(What the task asks) Check every line below for the word "WATER" and copy each one that has it.

(begin)

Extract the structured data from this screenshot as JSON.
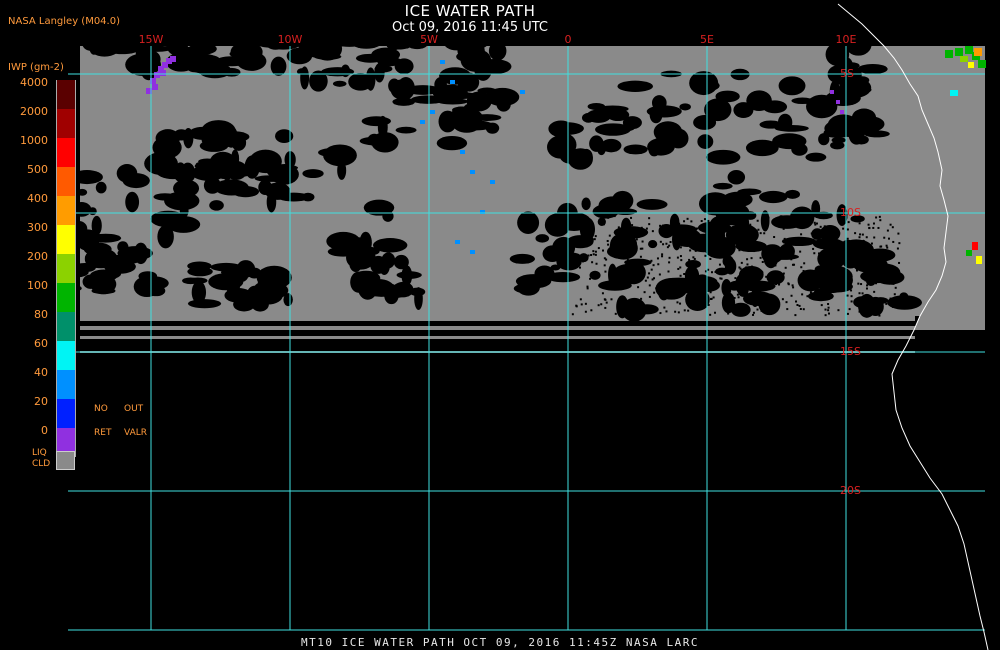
{
  "title": "ICE WATER PATH",
  "subtitle": "Oct 09, 2016 11:45 UTC",
  "credit": "NASA Langley (M04.0)",
  "footer": "MT10  ICE WATER PATH   OCT 09, 2016 11:45Z   NASA LARC",
  "legend": {
    "unit": "IWP (gm-2)",
    "levels": [
      {
        "label": "4000",
        "color": "#5a0000"
      },
      {
        "label": "2000",
        "color": "#a00000"
      },
      {
        "label": "1000",
        "color": "#ff0000"
      },
      {
        "label": "500",
        "color": "#ff5a00"
      },
      {
        "label": "400",
        "color": "#ff9c00"
      },
      {
        "label": "300",
        "color": "#ffff00"
      },
      {
        "label": "200",
        "color": "#8cd200"
      },
      {
        "label": "100",
        "color": "#00b400"
      },
      {
        "label": "80",
        "color": "#00906a"
      },
      {
        "label": "60",
        "color": "#00f4f4"
      },
      {
        "label": "40",
        "color": "#0090ff"
      },
      {
        "label": "20",
        "color": "#0020ff"
      },
      {
        "label": "0",
        "color": "#9030e0"
      }
    ],
    "no_ret": {
      "line1": "NO",
      "line2": "RET"
    },
    "out_valr": {
      "line1": "OUT",
      "line2": "VALR"
    },
    "liq": {
      "line1": "LIQ",
      "line2": "CLD"
    }
  },
  "grid": {
    "longitudes": [
      {
        "label": "15W",
        "value": -15
      },
      {
        "label": "10W",
        "value": -10
      },
      {
        "label": "5W",
        "value": -5
      },
      {
        "label": "0",
        "value": 0
      },
      {
        "label": "5E",
        "value": 5
      },
      {
        "label": "10E",
        "value": 10
      }
    ],
    "latitudes": [
      {
        "label": "5S",
        "value": -5
      },
      {
        "label": "10S",
        "value": -10
      },
      {
        "label": "15S",
        "value": -15
      },
      {
        "label": "20S",
        "value": -20
      }
    ]
  },
  "colors": {
    "grid": "#40e0e0",
    "tick_label": "#d82020",
    "liquid_cloud": "#8a8a8a",
    "coastline": "#ffffff",
    "background": "#000000"
  }
}
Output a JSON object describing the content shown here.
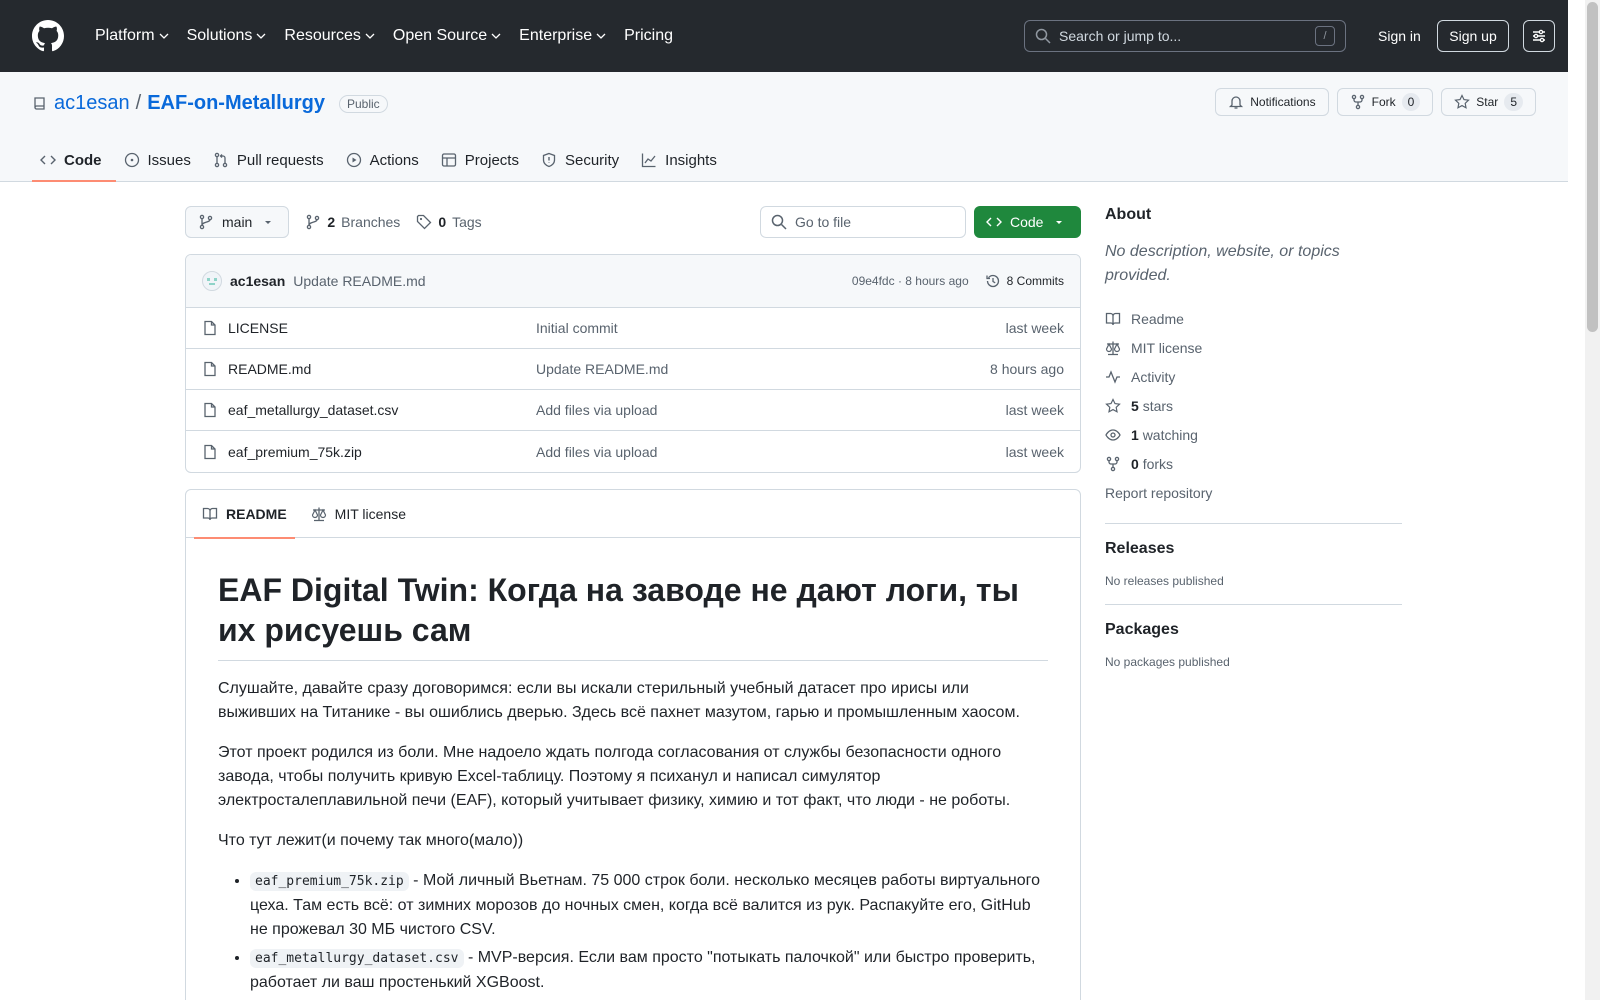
{
  "header": {
    "nav": [
      "Platform",
      "Solutions",
      "Resources",
      "Open Source",
      "Enterprise",
      "Pricing"
    ],
    "search_placeholder": "Search or jump to...",
    "search_key": "/",
    "sign_in": "Sign in",
    "sign_up": "Sign up"
  },
  "repo": {
    "owner": "ac1esan",
    "separator": "/",
    "name": "EAF-on-Metallurgy",
    "visibility": "Public",
    "notifications_label": "Notifications",
    "fork_label": "Fork",
    "fork_count": "0",
    "star_label": "Star",
    "star_count": "5",
    "tabs": [
      "Code",
      "Issues",
      "Pull requests",
      "Actions",
      "Projects",
      "Security",
      "Insights"
    ]
  },
  "toolbar": {
    "branch": "main",
    "branches_count": "2",
    "branches_label": "Branches",
    "tags_count": "0",
    "tags_label": "Tags",
    "goto_placeholder": "Go to file",
    "code_label": "Code"
  },
  "commit": {
    "author": "ac1esan",
    "message": "Update README.md",
    "hash_time": "09e4fdc · 8 hours ago",
    "commits_label": "8 Commits"
  },
  "files": [
    {
      "name": "LICENSE",
      "message": "Initial commit",
      "time": "last week"
    },
    {
      "name": "README.md",
      "message": "Update README.md",
      "time": "8 hours ago"
    },
    {
      "name": "eaf_metallurgy_dataset.csv",
      "message": "Add files via upload",
      "time": "last week"
    },
    {
      "name": "eaf_premium_75k.zip",
      "message": "Add files via upload",
      "time": "last week"
    }
  ],
  "readme": {
    "tab_readme": "README",
    "tab_license": "MIT license",
    "title": "EAF Digital Twin: Когда на заводе не дают логи, ты их рисуешь сам",
    "p1": "Слушайте, давайте сразу договоримся: если вы искали стерильный учебный датасет про ирисы или выживших на Титанике - вы ошиблись дверью. Здесь всё пахнет мазутом, гарью и промышленным хаосом.",
    "p2": "Этот проект родился из боли. Мне надоело ждать полгода согласования от службы безопасности одного завода, чтобы получить кривую Excel-таблицу. Поэтому я психанул и написал симулятор электросталеплавильной печи (EAF), который учитывает физику, химию и тот факт, что люди - не роботы.",
    "p3": "Что тут лежит(и почему так много(мало))",
    "li1_code": "eaf_premium_75k.zip",
    "li1_text": " - Мой личный Вьетнам. 75 000 строк боли. несколько месяцев работы виртуального цеха. Там есть всё: от зимних морозов до ночных смен, когда всё валится из рук. Распакуйте его, GitHub не прожевал 30 МБ чистого CSV.",
    "li2_code": "eaf_metallurgy_dataset.csv",
    "li2_text": " - MVP-версия. Если вам просто \"потыкать палочкой\" или быстро проверить, работает ли ваш простенький XGBoost."
  },
  "about": {
    "title": "About",
    "description": "No description, website, or topics provided.",
    "readme": "Readme",
    "license": "MIT license",
    "activity": "Activity",
    "stars_count": "5",
    "stars_label": "stars",
    "watching_count": "1",
    "watching_label": "watching",
    "forks_count": "0",
    "forks_label": "forks",
    "report": "Report repository"
  },
  "releases": {
    "title": "Releases",
    "note": "No releases published"
  },
  "packages": {
    "title": "Packages",
    "note": "No packages published"
  },
  "colors": {
    "header_bg": "#25292e",
    "link": "#0969da",
    "green": "#1f883d",
    "tab_underline": "#fd8c73"
  }
}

(end)

(Final answer)
  "title": "ICE WATER PATH",
  "footer": "MT10  ICE WATER PATH   OCT 09, 2016 11:45Z   NASA LARC",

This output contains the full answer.